Dataset items:
______________________________

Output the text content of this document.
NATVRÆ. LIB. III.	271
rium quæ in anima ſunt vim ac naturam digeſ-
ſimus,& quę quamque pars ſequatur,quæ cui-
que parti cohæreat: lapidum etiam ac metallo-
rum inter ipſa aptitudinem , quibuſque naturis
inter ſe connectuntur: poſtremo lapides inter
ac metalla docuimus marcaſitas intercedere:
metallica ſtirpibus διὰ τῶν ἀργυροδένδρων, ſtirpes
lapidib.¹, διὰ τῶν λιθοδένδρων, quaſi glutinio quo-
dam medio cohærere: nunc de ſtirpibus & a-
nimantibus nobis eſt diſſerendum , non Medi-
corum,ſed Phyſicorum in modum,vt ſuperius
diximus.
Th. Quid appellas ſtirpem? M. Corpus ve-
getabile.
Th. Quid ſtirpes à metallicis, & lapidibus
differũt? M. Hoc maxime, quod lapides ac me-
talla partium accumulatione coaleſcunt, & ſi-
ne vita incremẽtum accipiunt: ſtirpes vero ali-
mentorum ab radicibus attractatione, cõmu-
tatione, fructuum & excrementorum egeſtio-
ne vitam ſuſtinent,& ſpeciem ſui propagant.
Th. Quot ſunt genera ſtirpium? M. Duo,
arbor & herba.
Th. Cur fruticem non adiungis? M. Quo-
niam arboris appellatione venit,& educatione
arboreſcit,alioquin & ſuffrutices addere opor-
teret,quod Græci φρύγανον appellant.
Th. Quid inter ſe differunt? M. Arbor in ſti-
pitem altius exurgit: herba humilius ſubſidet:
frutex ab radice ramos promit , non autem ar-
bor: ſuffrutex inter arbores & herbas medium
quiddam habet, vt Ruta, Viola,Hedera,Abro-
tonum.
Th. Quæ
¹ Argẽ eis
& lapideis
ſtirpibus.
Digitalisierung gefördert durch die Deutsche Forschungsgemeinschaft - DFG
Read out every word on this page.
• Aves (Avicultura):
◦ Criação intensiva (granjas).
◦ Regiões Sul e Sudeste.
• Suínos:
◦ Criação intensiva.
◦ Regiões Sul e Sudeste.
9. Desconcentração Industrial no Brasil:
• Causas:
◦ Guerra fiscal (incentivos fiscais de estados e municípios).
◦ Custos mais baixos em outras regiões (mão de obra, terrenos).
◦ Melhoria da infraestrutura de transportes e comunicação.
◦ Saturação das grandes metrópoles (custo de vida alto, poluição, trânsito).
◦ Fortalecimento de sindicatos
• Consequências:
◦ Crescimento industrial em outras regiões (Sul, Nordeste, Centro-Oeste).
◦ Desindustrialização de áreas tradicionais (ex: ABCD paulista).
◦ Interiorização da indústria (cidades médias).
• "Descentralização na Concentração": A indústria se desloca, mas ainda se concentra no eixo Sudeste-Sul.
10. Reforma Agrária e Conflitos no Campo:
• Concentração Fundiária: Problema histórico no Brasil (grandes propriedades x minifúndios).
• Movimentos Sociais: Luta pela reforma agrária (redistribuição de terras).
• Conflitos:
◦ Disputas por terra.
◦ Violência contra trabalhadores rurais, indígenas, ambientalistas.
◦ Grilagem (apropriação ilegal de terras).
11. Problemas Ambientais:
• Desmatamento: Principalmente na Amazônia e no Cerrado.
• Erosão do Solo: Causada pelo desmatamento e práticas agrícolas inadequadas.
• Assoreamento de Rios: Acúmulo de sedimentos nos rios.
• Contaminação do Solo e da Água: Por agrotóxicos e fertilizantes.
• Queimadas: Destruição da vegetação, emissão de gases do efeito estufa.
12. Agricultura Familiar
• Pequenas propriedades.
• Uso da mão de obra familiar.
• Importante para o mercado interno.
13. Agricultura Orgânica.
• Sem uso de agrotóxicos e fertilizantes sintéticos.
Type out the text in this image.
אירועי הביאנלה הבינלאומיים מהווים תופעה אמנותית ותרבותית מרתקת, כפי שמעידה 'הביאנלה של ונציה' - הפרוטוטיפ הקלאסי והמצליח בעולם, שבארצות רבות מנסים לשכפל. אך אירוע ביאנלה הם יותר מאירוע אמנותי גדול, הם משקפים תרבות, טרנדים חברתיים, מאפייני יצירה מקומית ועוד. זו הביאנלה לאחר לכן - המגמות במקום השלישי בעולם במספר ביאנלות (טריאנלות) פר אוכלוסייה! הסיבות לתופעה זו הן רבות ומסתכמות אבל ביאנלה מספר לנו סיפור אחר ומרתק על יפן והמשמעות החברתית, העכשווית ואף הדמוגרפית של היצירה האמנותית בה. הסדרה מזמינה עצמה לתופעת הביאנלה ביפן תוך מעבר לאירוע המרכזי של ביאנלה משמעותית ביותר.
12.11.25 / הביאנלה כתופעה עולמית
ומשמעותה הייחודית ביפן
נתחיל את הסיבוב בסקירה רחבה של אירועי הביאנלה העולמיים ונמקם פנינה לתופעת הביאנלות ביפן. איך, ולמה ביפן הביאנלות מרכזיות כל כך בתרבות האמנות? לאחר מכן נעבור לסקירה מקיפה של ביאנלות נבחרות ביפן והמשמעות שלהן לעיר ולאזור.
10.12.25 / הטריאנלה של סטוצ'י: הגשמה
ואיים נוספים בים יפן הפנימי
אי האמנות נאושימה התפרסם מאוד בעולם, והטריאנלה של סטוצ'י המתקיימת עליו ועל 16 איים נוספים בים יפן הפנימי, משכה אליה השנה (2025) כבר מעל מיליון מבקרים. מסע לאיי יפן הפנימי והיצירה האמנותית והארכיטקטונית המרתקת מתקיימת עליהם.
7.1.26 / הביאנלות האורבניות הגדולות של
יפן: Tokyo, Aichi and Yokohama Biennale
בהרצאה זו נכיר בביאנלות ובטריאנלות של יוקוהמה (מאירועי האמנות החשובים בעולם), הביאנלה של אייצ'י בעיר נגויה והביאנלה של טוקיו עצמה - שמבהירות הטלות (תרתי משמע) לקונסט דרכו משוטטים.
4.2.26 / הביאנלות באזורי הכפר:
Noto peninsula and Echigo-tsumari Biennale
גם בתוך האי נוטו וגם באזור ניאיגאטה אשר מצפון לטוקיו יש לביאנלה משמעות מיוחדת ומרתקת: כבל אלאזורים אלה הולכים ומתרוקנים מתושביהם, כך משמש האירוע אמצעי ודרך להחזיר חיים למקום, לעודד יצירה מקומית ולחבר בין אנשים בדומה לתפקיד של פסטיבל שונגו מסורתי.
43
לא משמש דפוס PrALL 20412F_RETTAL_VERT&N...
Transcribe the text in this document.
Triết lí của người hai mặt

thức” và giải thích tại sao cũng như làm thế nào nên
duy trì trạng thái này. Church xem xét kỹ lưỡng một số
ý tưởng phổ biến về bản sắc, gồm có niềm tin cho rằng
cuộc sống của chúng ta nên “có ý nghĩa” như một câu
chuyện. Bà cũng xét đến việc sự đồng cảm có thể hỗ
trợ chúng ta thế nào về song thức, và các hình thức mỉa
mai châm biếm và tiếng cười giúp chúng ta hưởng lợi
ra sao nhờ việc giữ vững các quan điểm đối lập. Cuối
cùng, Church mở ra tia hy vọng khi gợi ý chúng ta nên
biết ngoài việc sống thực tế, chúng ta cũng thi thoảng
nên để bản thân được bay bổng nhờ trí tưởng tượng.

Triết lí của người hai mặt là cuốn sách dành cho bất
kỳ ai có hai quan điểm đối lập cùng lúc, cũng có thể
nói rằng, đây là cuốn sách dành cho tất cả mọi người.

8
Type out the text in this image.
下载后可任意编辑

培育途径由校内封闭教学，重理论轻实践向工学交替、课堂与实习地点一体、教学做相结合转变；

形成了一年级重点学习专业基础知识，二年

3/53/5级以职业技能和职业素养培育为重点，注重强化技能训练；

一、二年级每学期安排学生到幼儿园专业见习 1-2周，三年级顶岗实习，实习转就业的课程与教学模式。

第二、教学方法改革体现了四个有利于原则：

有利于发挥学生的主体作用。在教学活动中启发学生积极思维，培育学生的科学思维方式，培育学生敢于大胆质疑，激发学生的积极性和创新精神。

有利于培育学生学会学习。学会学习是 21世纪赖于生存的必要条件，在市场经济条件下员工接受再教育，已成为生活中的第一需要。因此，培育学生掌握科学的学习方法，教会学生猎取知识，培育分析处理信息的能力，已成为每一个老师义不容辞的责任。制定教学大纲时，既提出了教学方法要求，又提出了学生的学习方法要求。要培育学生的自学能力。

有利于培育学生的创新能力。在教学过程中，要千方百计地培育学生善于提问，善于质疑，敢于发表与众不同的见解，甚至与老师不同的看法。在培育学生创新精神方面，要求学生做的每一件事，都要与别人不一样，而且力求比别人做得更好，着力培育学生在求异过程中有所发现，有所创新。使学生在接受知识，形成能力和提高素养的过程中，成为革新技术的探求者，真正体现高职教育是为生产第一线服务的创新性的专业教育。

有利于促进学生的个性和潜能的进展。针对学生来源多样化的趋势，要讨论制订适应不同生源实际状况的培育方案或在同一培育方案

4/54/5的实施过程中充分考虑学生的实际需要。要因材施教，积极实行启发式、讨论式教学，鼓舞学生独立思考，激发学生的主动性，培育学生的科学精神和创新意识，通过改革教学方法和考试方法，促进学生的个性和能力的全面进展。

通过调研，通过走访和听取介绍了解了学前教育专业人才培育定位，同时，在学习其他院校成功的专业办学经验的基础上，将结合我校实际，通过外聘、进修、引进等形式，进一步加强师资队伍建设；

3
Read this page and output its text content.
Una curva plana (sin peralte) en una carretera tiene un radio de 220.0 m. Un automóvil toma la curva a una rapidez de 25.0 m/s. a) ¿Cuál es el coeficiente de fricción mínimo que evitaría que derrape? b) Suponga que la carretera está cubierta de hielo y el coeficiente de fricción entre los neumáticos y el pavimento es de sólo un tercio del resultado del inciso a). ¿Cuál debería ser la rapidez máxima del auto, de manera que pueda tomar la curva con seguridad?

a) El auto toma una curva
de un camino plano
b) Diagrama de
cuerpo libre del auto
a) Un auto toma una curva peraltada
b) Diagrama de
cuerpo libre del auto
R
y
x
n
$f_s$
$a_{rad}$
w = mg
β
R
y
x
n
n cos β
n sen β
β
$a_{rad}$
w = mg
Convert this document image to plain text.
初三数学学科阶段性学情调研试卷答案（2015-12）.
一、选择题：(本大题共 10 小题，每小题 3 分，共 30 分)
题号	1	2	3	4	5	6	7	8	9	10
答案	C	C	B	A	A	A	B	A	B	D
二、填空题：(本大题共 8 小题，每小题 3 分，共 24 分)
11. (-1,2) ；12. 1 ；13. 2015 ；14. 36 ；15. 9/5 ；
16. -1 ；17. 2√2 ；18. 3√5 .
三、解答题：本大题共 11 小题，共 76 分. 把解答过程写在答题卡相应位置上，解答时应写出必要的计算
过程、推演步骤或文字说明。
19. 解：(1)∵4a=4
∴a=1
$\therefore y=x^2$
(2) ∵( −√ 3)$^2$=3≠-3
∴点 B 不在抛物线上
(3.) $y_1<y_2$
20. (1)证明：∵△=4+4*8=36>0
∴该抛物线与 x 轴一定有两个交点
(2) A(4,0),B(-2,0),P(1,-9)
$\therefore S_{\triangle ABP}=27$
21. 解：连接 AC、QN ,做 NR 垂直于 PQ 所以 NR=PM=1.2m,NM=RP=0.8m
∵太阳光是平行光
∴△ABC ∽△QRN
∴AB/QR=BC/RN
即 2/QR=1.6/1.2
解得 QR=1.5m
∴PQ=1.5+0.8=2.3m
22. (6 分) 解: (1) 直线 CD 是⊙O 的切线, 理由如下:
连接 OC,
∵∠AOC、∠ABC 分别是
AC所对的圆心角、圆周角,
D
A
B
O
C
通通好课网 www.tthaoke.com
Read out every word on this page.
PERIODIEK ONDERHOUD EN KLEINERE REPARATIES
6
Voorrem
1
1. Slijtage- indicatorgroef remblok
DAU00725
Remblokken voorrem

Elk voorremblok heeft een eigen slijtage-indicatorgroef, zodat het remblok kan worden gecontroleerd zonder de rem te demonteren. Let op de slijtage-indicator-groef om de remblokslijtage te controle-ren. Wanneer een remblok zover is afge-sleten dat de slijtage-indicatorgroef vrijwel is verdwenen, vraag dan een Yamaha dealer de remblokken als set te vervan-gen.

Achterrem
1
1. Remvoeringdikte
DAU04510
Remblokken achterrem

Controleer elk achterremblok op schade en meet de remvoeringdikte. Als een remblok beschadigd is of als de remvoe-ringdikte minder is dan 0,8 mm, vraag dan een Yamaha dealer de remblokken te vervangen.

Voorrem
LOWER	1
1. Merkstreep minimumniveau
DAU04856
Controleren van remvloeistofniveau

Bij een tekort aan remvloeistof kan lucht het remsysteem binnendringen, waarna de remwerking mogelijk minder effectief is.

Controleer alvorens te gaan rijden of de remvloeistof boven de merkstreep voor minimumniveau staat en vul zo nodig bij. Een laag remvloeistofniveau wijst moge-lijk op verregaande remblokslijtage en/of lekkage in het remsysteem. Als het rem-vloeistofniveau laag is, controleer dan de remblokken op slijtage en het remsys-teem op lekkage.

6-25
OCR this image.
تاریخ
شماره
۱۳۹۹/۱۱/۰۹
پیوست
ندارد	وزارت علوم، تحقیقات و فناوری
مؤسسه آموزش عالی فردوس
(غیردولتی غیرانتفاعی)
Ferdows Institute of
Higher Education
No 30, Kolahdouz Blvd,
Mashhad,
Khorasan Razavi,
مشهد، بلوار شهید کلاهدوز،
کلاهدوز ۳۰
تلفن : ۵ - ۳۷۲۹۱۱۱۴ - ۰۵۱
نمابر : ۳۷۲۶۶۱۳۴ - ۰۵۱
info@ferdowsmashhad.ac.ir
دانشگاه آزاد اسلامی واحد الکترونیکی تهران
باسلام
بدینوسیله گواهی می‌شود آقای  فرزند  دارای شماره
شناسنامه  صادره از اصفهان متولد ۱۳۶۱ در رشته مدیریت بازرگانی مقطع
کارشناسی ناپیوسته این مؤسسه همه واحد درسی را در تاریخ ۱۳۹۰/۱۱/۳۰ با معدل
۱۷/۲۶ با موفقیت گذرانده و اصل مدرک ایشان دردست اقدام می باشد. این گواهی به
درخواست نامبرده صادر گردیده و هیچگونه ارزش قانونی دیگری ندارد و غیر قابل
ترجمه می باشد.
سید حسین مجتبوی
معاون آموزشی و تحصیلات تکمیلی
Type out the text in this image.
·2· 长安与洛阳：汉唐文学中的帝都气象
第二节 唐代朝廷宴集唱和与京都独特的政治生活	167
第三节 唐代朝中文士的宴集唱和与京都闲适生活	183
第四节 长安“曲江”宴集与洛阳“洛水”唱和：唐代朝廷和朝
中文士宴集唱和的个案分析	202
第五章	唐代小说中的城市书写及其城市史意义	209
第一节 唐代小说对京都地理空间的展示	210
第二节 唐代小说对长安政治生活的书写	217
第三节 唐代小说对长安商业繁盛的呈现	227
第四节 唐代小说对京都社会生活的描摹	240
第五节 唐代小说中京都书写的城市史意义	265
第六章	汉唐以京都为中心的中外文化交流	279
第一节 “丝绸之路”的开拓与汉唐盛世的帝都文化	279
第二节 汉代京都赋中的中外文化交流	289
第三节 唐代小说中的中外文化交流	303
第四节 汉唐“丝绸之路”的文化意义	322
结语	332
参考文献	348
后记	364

______________________________

Locate all lines in the listing above with the word "obra". Copy them.

Written reply:
◦ Custos mais baixos em outras regiões (mão de obra, terrenos).
• Uso da mão de obra familiar.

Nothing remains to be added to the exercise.